Exercise objective
Check every line of the entries that follow, and copy the ones containing "Industrial".

[Figure collection entries]
** BEGIN **

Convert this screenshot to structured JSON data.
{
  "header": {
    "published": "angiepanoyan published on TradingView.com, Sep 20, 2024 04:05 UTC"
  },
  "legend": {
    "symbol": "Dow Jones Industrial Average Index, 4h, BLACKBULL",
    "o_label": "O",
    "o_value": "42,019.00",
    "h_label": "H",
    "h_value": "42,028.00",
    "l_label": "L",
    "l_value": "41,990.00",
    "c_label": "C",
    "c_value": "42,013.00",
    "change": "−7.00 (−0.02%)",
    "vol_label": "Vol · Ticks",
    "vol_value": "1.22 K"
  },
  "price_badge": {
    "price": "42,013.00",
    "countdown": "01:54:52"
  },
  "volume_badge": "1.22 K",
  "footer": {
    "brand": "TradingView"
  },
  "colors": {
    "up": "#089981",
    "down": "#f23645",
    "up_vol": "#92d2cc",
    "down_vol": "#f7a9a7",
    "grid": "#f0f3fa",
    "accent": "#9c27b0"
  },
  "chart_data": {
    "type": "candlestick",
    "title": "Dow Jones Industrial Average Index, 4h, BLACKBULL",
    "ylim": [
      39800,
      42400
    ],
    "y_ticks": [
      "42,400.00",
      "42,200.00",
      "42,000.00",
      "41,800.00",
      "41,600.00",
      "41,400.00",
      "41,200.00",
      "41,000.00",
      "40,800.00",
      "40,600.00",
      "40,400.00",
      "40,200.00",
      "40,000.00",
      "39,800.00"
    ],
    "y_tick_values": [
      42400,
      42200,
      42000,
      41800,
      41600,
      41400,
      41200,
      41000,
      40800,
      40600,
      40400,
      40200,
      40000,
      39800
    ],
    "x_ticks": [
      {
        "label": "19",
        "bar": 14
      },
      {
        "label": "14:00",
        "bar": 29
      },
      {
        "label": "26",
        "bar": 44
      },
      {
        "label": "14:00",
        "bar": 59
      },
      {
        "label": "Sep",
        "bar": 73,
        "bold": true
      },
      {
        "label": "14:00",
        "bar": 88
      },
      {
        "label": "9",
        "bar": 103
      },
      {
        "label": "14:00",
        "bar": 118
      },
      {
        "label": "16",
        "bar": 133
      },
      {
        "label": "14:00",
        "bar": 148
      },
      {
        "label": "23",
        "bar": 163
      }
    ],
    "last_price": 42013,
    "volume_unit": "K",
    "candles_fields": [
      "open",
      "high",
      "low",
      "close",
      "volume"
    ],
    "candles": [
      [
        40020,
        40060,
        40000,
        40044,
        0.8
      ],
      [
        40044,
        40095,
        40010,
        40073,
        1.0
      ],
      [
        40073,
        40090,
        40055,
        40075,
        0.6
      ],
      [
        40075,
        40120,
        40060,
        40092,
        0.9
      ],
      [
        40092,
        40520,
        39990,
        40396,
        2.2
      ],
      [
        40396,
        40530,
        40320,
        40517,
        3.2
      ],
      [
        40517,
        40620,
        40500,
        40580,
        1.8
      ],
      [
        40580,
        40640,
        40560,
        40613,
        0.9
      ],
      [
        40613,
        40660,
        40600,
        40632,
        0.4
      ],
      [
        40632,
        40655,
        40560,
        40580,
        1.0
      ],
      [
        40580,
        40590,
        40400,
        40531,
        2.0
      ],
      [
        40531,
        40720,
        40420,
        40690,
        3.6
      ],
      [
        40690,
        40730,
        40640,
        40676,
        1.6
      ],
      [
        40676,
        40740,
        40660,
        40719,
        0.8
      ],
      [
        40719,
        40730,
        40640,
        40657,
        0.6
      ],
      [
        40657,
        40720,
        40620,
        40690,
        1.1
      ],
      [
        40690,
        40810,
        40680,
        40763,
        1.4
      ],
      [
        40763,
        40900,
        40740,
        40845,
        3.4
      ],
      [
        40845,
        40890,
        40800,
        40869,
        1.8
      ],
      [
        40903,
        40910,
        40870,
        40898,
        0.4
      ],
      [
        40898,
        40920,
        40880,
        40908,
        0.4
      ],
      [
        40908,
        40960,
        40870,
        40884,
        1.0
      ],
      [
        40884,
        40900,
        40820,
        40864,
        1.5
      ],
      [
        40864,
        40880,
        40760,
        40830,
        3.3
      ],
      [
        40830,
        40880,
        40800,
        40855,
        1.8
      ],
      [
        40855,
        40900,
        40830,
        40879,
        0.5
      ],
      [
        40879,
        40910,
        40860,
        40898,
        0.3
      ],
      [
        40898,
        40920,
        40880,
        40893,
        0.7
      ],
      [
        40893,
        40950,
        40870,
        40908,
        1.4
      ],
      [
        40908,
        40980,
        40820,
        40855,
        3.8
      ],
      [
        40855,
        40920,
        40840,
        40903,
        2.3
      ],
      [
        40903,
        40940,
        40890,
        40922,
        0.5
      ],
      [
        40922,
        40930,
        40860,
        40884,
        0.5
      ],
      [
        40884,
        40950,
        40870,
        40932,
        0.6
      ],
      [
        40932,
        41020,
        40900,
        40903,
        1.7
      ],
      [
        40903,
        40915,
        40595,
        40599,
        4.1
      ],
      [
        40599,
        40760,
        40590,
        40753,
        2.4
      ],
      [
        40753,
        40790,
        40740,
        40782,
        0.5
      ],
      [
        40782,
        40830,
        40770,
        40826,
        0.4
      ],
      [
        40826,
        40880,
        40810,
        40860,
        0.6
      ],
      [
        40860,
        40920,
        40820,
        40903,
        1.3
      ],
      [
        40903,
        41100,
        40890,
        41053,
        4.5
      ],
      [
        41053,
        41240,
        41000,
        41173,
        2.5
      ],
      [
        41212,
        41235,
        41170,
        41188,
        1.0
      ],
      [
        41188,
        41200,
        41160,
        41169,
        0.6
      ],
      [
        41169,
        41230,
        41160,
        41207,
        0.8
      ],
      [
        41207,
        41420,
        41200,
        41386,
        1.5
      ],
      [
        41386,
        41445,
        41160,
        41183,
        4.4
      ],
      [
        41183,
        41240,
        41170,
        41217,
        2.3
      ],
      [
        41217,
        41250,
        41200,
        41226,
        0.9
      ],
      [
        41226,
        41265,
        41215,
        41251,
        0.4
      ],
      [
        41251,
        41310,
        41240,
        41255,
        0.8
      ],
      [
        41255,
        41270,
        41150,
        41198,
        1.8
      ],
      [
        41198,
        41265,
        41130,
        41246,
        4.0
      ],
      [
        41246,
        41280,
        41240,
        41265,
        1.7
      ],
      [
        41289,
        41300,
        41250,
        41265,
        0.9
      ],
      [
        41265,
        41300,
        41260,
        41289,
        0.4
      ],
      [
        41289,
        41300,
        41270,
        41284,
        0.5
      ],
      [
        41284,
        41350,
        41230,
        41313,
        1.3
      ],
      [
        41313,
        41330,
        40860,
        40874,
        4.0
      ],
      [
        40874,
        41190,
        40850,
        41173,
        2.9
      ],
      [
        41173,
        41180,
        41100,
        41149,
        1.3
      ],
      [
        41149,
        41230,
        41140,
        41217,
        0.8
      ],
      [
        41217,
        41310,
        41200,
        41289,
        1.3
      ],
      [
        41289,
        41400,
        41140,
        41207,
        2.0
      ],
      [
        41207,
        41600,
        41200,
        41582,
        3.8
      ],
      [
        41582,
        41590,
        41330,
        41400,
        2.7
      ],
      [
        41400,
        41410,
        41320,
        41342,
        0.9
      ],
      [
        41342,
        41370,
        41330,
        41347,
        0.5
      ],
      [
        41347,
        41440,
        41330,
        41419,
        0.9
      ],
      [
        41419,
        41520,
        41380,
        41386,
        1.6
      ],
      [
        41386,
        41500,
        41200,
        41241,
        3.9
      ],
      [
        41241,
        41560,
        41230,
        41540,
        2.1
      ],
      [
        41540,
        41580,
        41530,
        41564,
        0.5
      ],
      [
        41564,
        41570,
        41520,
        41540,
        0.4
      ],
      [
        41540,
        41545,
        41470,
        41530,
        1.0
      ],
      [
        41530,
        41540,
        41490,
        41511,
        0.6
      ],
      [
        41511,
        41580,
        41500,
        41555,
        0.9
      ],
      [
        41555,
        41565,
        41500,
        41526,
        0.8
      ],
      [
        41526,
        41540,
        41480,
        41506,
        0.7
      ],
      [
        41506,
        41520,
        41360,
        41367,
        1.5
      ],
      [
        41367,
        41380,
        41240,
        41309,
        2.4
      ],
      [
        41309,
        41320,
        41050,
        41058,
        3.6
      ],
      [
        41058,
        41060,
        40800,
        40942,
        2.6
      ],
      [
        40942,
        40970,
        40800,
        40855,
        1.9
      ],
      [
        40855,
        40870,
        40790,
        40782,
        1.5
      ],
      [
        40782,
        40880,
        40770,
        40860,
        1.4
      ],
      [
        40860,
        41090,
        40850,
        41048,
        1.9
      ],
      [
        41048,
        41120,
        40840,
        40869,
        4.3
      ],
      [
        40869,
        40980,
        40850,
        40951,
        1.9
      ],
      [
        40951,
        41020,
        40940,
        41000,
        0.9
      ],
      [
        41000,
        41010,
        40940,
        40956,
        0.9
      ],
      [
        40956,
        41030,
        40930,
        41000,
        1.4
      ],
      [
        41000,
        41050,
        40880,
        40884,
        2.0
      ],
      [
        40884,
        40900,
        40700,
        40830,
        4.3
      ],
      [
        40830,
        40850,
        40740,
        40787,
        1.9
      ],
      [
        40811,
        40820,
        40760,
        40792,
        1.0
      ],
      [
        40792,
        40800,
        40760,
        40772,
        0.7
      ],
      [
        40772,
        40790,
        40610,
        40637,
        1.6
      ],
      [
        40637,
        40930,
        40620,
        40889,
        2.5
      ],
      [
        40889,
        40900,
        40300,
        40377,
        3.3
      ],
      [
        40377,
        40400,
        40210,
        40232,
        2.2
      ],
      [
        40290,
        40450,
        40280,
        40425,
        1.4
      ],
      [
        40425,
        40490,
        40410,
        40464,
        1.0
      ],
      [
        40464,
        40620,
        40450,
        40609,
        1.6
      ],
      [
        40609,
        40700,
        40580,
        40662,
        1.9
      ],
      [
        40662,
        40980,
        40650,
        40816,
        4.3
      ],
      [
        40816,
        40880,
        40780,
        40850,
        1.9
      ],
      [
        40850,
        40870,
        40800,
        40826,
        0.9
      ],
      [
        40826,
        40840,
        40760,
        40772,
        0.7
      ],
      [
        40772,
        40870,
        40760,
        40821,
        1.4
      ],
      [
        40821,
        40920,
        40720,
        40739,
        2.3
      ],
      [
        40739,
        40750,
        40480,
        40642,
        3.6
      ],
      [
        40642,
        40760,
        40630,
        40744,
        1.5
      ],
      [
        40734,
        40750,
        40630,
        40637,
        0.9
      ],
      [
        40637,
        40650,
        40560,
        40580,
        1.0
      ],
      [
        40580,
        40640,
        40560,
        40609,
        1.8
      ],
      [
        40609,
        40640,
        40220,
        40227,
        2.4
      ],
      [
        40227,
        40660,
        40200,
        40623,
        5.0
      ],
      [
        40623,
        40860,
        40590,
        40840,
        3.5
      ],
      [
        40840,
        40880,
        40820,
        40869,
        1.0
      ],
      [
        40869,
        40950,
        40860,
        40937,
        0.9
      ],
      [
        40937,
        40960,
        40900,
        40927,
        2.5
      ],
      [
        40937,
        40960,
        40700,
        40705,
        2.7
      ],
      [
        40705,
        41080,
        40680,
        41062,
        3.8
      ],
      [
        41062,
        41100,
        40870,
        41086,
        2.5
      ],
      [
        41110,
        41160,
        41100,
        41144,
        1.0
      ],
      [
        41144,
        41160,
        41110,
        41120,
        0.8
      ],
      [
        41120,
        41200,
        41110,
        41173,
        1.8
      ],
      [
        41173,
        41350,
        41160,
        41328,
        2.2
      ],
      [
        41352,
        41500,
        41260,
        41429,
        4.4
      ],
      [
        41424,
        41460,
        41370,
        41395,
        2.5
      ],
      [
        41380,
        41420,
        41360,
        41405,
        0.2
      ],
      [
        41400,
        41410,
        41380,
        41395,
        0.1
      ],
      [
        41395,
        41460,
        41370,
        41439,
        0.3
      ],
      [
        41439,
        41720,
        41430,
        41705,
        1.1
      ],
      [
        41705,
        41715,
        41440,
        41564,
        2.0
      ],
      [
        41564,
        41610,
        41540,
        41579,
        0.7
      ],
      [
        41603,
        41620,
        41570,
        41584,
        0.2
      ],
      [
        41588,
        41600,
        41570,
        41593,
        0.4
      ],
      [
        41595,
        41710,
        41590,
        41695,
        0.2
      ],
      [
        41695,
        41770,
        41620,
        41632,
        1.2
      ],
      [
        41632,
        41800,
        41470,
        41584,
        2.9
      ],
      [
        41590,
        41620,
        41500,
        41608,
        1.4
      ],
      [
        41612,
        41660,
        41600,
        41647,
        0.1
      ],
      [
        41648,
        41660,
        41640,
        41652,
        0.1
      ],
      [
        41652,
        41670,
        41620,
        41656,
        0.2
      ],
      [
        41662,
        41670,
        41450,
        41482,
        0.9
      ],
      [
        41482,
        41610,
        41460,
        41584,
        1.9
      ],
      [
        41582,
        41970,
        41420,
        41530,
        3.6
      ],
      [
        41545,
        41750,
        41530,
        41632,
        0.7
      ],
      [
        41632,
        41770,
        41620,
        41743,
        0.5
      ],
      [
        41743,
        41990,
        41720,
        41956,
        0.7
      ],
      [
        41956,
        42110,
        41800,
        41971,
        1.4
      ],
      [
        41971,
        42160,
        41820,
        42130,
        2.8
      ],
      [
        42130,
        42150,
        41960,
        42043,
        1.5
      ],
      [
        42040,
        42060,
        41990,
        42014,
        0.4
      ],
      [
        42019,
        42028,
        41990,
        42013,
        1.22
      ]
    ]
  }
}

** END **

Response for this exercise
    "symbol": "Dow Jones Industrial Average Index, 4h, BLACKBULL",
    "title": "Dow Jones Industrial Average Index, 4h, BLACKBULL",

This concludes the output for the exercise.